Omit the pictures and retype only the lines from the one containing "Serialize everything readable" through the end of the listing, both ends included.
########################################
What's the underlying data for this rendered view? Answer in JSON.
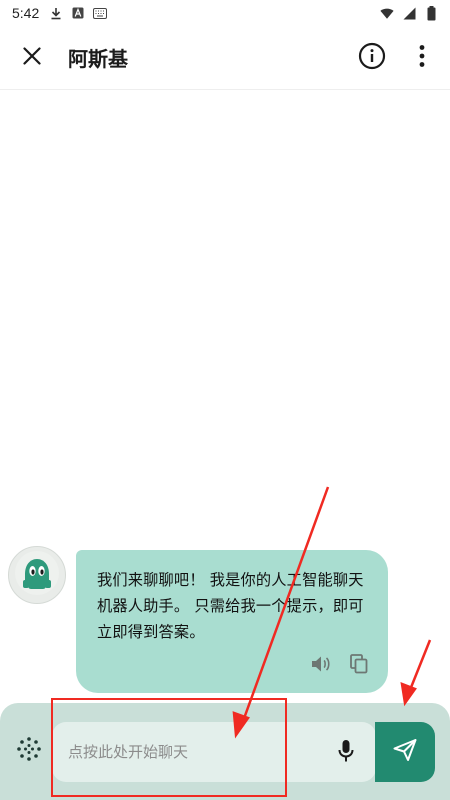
{
  "status_bar": {
    "time": "5:42",
    "left_icons": [
      "download-icon",
      "a-badge-icon",
      "keyboard-icon"
    ],
    "right_icons": [
      "wifi-icon",
      "signal-icon",
      "battery-icon"
    ]
  },
  "app_bar": {
    "title": "阿斯基",
    "close_icon": "close-icon",
    "info_icon": "info-icon",
    "more_icon": "more-vert-icon"
  },
  "chat": {
    "messages": [
      {
        "sender": "bot",
        "avatar_icon": "robot-avatar-icon",
        "text_lines": [
          "我们来聊聊吧！ 我是你的人工智能聊天",
          "机器人助手。 只需给我一个提示，即可",
          "立即得到答案。"
        ],
        "actions": [
          "speaker-icon",
          "copy-icon"
        ]
      }
    ]
  },
  "input_bar": {
    "placeholder": "点按此处开始聊天",
    "value": "",
    "left_icon": "sparkle-icon",
    "mic_icon": "microphone-icon",
    "send_icon": "send-icon"
  },
  "colors": {
    "bubble": "#a9ddd0",
    "input_bar_bg": "#c9dfd8",
    "input_field_bg": "#e3efeb",
    "send_button": "#228a70",
    "annotation": "#f02a22"
  }
}
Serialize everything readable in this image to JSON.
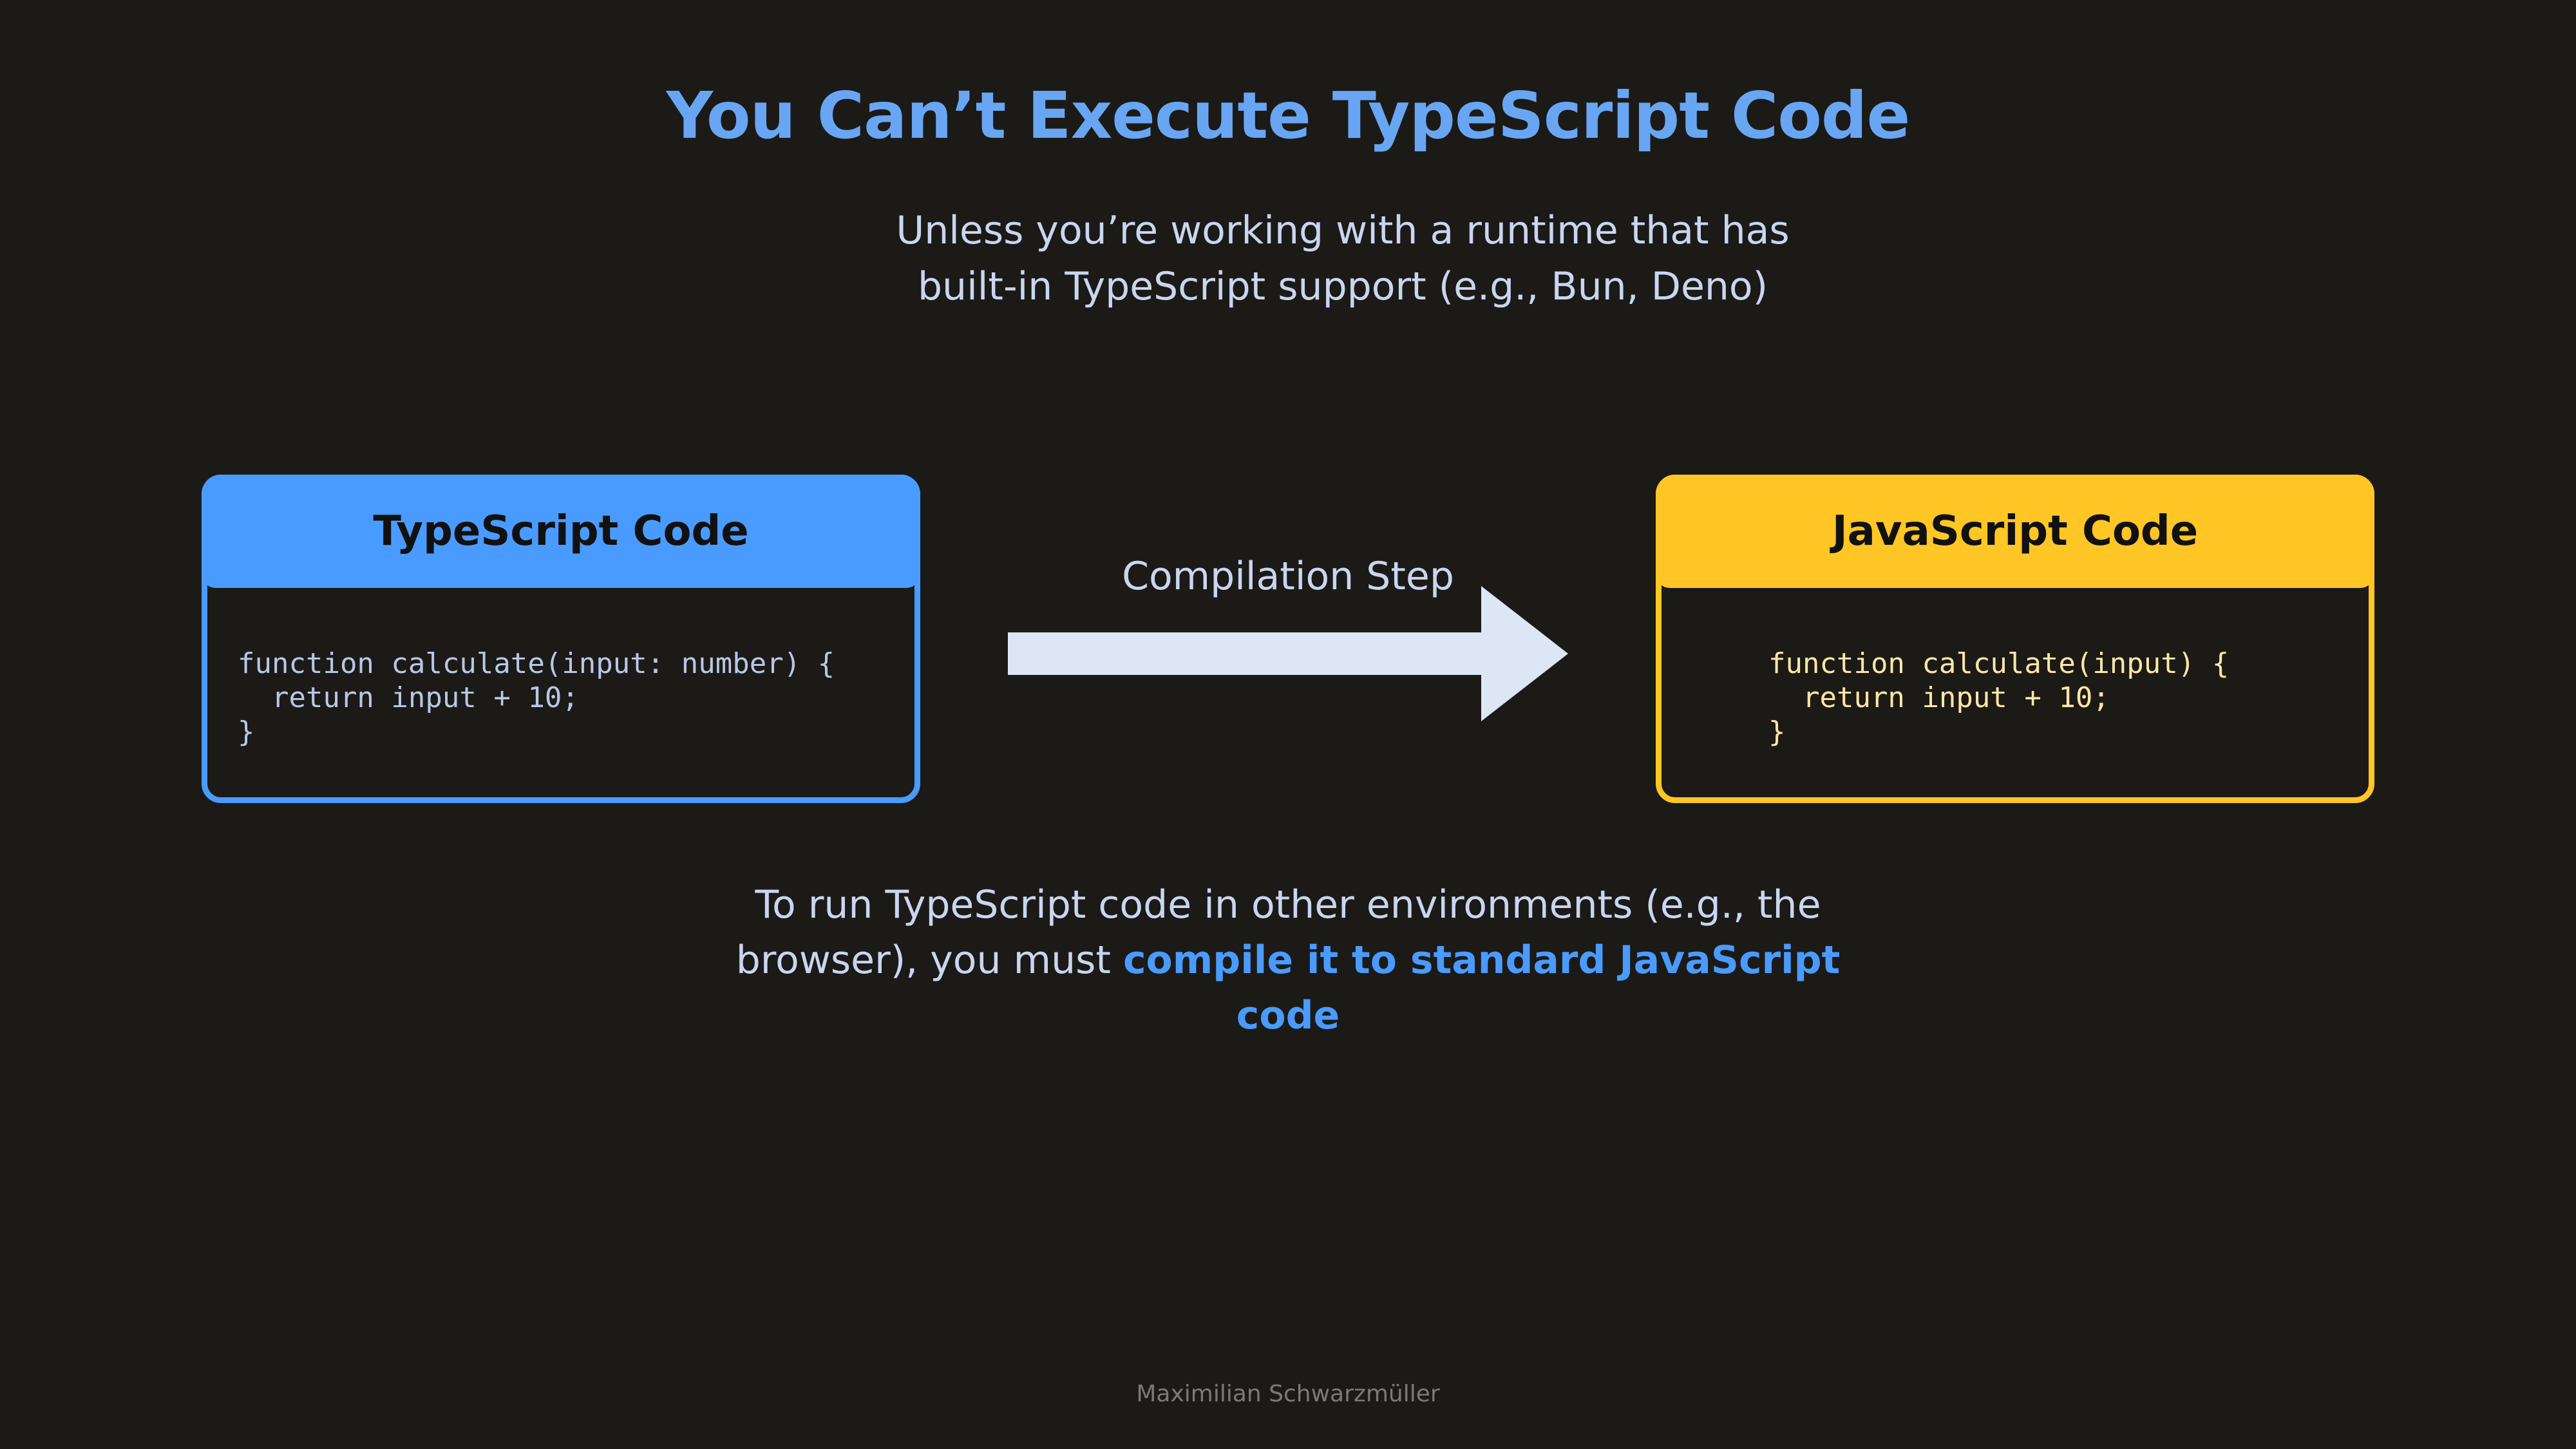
{
  "slide": {
    "title": "You Can’t Execute TypeScript Code",
    "subtitle_lines": [
      "Unless you’re working with a runtime that has",
      "built-in TypeScript support (e.g., Bun, Deno)"
    ]
  },
  "typescript_box": {
    "header": "TypeScript Code",
    "code_lines": [
      "function calculate(input: number) {",
      "  return input + 10;",
      "}"
    ],
    "accent_color": "#4a9bff"
  },
  "compilation": {
    "label": "Compilation Step",
    "arrow_color": "#dde6f4"
  },
  "javascript_box": {
    "header": "JavaScript Code",
    "code_lines": [
      "function calculate(input) {",
      "  return input + 10;",
      "}"
    ],
    "accent_color": "#ffc626"
  },
  "bottom_text": {
    "line1": "To run TypeScript code in other environments (e.g., the",
    "line2_plain": "browser), you must ",
    "line2_highlight": "compile it to standard JavaScript code"
  },
  "footer": {
    "author": "Maximilian Schwarzmüller"
  }
}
########################################
Written response -
Serialize everything readable in this image to JSON.
{
  "slide": {
    "title": "You Can’t Execute TypeScript Code",
    "subtitle_lines": [
      "Unless you’re working with a runtime that has",
      "built-in TypeScript support (e.g., Bun, Deno)"
    ]
  },
  "typescript_box": {
    "header": "TypeScript Code",
    "code_lines": [
      "function calculate(input: number) {",
      "  return input + 10;",
      "}"
    ],
    "accent_color": "#4a9bff"
  },
  "compilation": {
    "label": "Compilation Step",
    "arrow_color": "#dde6f4"
  },
  "javascript_box": {
    "header": "JavaScript Code",
    "code_lines": [
      "function calculate(input) {",
      "  return input + 10;",
      "}"
    ],
    "accent_color": "#ffc626"
  },
  "bottom_text": {
    "line1": "To run TypeScript code in other environments (e.g., the",
    "line2_plain": "browser), you must ",
    "line2_highlight": "compile it to standard JavaScript code"
  },
  "footer": {
    "author": "Maximilian Schwarzmüller"
  }
}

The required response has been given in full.